### Problem description
Write out each record again exactly as it stands.

++++ Provided records

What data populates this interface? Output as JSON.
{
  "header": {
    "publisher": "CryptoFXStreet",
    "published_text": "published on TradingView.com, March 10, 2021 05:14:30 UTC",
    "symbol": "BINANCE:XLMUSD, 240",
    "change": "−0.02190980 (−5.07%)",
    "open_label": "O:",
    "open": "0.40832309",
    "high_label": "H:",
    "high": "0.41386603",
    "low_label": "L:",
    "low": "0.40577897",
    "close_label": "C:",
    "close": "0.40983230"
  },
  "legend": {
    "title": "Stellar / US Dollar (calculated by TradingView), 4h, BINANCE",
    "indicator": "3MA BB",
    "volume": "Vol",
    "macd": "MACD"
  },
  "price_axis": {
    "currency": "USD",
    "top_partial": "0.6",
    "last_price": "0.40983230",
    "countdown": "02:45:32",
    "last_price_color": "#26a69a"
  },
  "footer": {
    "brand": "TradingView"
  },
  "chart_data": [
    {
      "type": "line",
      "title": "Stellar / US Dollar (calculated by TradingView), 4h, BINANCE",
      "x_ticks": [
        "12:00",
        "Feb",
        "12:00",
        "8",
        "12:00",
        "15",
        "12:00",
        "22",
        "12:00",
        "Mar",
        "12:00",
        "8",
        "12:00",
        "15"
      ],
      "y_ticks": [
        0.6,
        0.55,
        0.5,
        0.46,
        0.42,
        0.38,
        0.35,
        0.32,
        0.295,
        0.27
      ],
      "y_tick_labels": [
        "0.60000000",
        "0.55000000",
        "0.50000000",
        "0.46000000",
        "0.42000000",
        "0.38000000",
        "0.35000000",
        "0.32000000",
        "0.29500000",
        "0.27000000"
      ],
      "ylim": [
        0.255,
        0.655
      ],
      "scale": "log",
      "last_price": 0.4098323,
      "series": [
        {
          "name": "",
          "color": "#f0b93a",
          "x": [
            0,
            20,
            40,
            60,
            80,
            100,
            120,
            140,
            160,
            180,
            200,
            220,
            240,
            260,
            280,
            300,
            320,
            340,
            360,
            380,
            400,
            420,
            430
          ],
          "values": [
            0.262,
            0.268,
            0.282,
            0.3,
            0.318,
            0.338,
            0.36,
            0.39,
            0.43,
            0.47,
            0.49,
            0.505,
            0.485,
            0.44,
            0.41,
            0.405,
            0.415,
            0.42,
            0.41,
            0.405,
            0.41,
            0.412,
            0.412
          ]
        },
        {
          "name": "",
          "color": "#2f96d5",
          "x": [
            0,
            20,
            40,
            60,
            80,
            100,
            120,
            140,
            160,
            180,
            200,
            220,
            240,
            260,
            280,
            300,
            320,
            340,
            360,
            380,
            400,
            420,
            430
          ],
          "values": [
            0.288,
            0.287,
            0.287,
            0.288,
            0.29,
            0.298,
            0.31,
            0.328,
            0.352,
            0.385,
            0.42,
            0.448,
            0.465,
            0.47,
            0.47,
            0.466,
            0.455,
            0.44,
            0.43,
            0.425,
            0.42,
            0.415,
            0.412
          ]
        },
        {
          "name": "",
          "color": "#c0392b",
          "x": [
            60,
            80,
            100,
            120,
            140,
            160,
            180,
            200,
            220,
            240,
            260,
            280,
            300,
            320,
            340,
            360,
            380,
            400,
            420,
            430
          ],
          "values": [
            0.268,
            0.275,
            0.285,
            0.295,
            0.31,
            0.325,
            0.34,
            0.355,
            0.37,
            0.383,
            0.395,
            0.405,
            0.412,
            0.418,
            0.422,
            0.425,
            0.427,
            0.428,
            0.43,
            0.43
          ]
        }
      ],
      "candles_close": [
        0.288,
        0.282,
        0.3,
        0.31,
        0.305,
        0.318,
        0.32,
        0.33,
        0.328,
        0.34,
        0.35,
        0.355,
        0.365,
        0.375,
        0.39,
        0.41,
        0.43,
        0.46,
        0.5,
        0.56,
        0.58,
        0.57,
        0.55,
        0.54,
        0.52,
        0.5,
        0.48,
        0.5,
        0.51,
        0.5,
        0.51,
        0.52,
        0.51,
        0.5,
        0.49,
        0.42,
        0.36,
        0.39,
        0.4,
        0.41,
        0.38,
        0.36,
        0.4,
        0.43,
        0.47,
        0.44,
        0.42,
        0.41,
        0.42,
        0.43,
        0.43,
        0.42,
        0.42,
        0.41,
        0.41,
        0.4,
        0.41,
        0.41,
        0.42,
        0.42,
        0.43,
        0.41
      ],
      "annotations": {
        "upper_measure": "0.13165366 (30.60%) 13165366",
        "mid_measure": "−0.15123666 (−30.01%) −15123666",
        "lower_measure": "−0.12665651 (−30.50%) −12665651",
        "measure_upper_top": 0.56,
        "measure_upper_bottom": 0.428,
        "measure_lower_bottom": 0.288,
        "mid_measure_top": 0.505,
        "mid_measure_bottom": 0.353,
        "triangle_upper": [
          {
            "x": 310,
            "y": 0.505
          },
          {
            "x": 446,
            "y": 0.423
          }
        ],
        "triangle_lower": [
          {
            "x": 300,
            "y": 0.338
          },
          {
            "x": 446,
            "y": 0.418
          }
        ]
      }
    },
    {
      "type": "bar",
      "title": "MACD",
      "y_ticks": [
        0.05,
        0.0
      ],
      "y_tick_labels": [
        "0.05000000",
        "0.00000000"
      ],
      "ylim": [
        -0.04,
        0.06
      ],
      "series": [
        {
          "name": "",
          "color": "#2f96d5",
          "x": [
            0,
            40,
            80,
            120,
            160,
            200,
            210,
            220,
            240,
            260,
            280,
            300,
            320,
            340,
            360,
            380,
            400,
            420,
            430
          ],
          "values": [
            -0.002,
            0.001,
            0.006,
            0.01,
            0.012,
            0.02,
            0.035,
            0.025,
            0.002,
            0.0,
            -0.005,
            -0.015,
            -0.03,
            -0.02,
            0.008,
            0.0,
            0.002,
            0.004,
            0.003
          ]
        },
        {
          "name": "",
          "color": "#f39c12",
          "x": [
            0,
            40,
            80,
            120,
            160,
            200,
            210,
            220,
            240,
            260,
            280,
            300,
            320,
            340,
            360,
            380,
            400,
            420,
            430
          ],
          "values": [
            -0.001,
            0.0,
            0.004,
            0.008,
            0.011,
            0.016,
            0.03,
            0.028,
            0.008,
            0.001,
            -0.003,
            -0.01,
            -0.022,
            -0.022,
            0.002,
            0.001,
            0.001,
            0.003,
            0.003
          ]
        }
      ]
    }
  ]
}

++++++++

### Solution
What data populates this interface? Output as JSON.
{
  "header": {
    "publisher": "CryptoFXStreet",
    "published_text": "published on TradingView.com, March 10, 2021 05:14:30 UTC",
    "symbol": "BINANCE:XLMUSD, 240",
    "change": "−0.02190980 (−5.07%)",
    "open_label": "O:",
    "open": "0.40832309",
    "high_label": "H:",
    "high": "0.41386603",
    "low_label": "L:",
    "low": "0.40577897",
    "close_label": "C:",
    "close": "0.40983230"
  },
  "legend": {
    "title": "Stellar / US Dollar (calculated by TradingView), 4h, BINANCE",
    "indicator": "3MA BB",
    "volume": "Vol",
    "macd": "MACD"
  },
  "price_axis": {
    "currency": "USD",
    "top_partial": "0.6",
    "last_price": "0.40983230",
    "countdown": "02:45:32",
    "last_price_color": "#26a69a"
  },
  "footer": {
    "brand": "TradingView"
  },
  "chart_data": [
    {
      "type": "line",
      "title": "Stellar / US Dollar (calculated by TradingView), 4h, BINANCE",
      "x_ticks": [
        "12:00",
        "Feb",
        "12:00",
        "8",
        "12:00",
        "15",
        "12:00",
        "22",
        "12:00",
        "Mar",
        "12:00",
        "8",
        "12:00",
        "15"
      ],
      "y_ticks": [
        0.6,
        0.55,
        0.5,
        0.46,
        0.42,
        0.38,
        0.35,
        0.32,
        0.295,
        0.27
      ],
      "y_tick_labels": [
        "0.60000000",
        "0.55000000",
        "0.50000000",
        "0.46000000",
        "0.42000000",
        "0.38000000",
        "0.35000000",
        "0.32000000",
        "0.29500000",
        "0.27000000"
      ],
      "ylim": [
        0.255,
        0.655
      ],
      "scale": "log",
      "last_price": 0.4098323,
      "series": [
        {
          "name": "",
          "color": "#f0b93a",
          "x": [
            0,
            20,
            40,
            60,
            80,
            100,
            120,
            140,
            160,
            180,
            200,
            220,
            240,
            260,
            280,
            300,
            320,
            340,
            360,
            380,
            400,
            420,
            430
          ],
          "values": [
            0.262,
            0.268,
            0.282,
            0.3,
            0.318,
            0.338,
            0.36,
            0.39,
            0.43,
            0.47,
            0.49,
            0.505,
            0.485,
            0.44,
            0.41,
            0.405,
            0.415,
            0.42,
            0.41,
            0.405,
            0.41,
            0.412,
            0.412
          ]
        },
        {
          "name": "",
          "color": "#2f96d5",
          "x": [
            0,
            20,
            40,
            60,
            80,
            100,
            120,
            140,
            160,
            180,
            200,
            220,
            240,
            260,
            280,
            300,
            320,
            340,
            360,
            380,
            400,
            420,
            430
          ],
          "values": [
            0.288,
            0.287,
            0.287,
            0.288,
            0.29,
            0.298,
            0.31,
            0.328,
            0.352,
            0.385,
            0.42,
            0.448,
            0.465,
            0.47,
            0.47,
            0.466,
            0.455,
            0.44,
            0.43,
            0.425,
            0.42,
            0.415,
            0.412
          ]
        },
        {
          "name": "",
          "color": "#c0392b",
          "x": [
            60,
            80,
            100,
            120,
            140,
            160,
            180,
            200,
            220,
            240,
            260,
            280,
            300,
            320,
            340,
            360,
            380,
            400,
            420,
            430
          ],
          "values": [
            0.268,
            0.275,
            0.285,
            0.295,
            0.31,
            0.325,
            0.34,
            0.355,
            0.37,
            0.383,
            0.395,
            0.405,
            0.412,
            0.418,
            0.422,
            0.425,
            0.427,
            0.428,
            0.43,
            0.43
          ]
        }
      ],
      "candles_close": [
        0.288,
        0.282,
        0.3,
        0.31,
        0.305,
        0.318,
        0.32,
        0.33,
        0.328,
        0.34,
        0.35,
        0.355,
        0.365,
        0.375,
        0.39,
        0.41,
        0.43,
        0.46,
        0.5,
        0.56,
        0.58,
        0.57,
        0.55,
        0.54,
        0.52,
        0.5,
        0.48,
        0.5,
        0.51,
        0.5,
        0.51,
        0.52,
        0.51,
        0.5,
        0.49,
        0.42,
        0.36,
        0.39,
        0.4,
        0.41,
        0.38,
        0.36,
        0.4,
        0.43,
        0.47,
        0.44,
        0.42,
        0.41,
        0.42,
        0.43,
        0.43,
        0.42,
        0.42,
        0.41,
        0.41,
        0.4,
        0.41,
        0.41,
        0.42,
        0.42,
        0.43,
        0.41
      ],
      "annotations": {
        "upper_measure": "0.13165366 (30.60%) 13165366",
        "mid_measure": "−0.15123666 (−30.01%) −15123666",
        "lower_measure": "−0.12665651 (−30.50%) −12665651",
        "measure_upper_top": 0.56,
        "measure_upper_bottom": 0.428,
        "measure_lower_bottom": 0.288,
        "mid_measure_top": 0.505,
        "mid_measure_bottom": 0.353,
        "triangle_upper": [
          {
            "x": 310,
            "y": 0.505
          },
          {
            "x": 446,
            "y": 0.423
          }
        ],
        "triangle_lower": [
          {
            "x": 300,
            "y": 0.338
          },
          {
            "x": 446,
            "y": 0.418
          }
        ]
      }
    },
    {
      "type": "bar",
      "title": "MACD",
      "y_ticks": [
        0.05,
        0.0
      ],
      "y_tick_labels": [
        "0.05000000",
        "0.00000000"
      ],
      "ylim": [
        -0.04,
        0.06
      ],
      "series": [
        {
          "name": "",
          "color": "#2f96d5",
          "x": [
            0,
            40,
            80,
            120,
            160,
            200,
            210,
            220,
            240,
            260,
            280,
            300,
            320,
            340,
            360,
            380,
            400,
            420,
            430
          ],
          "values": [
            -0.002,
            0.001,
            0.006,
            0.01,
            0.012,
            0.02,
            0.035,
            0.025,
            0.002,
            0.0,
            -0.005,
            -0.015,
            -0.03,
            -0.02,
            0.008,
            0.0,
            0.002,
            0.004,
            0.003
          ]
        },
        {
          "name": "",
          "color": "#f39c12",
          "x": [
            0,
            40,
            80,
            120,
            160,
            200,
            210,
            220,
            240,
            260,
            280,
            300,
            320,
            340,
            360,
            380,
            400,
            420,
            430
          ],
          "values": [
            -0.001,
            0.0,
            0.004,
            0.008,
            0.011,
            0.016,
            0.03,
            0.028,
            0.008,
            0.001,
            -0.003,
            -0.01,
            -0.022,
            -0.022,
            0.002,
            0.001,
            0.001,
            0.003,
            0.003
          ]
        }
      ]
    }
  ]
}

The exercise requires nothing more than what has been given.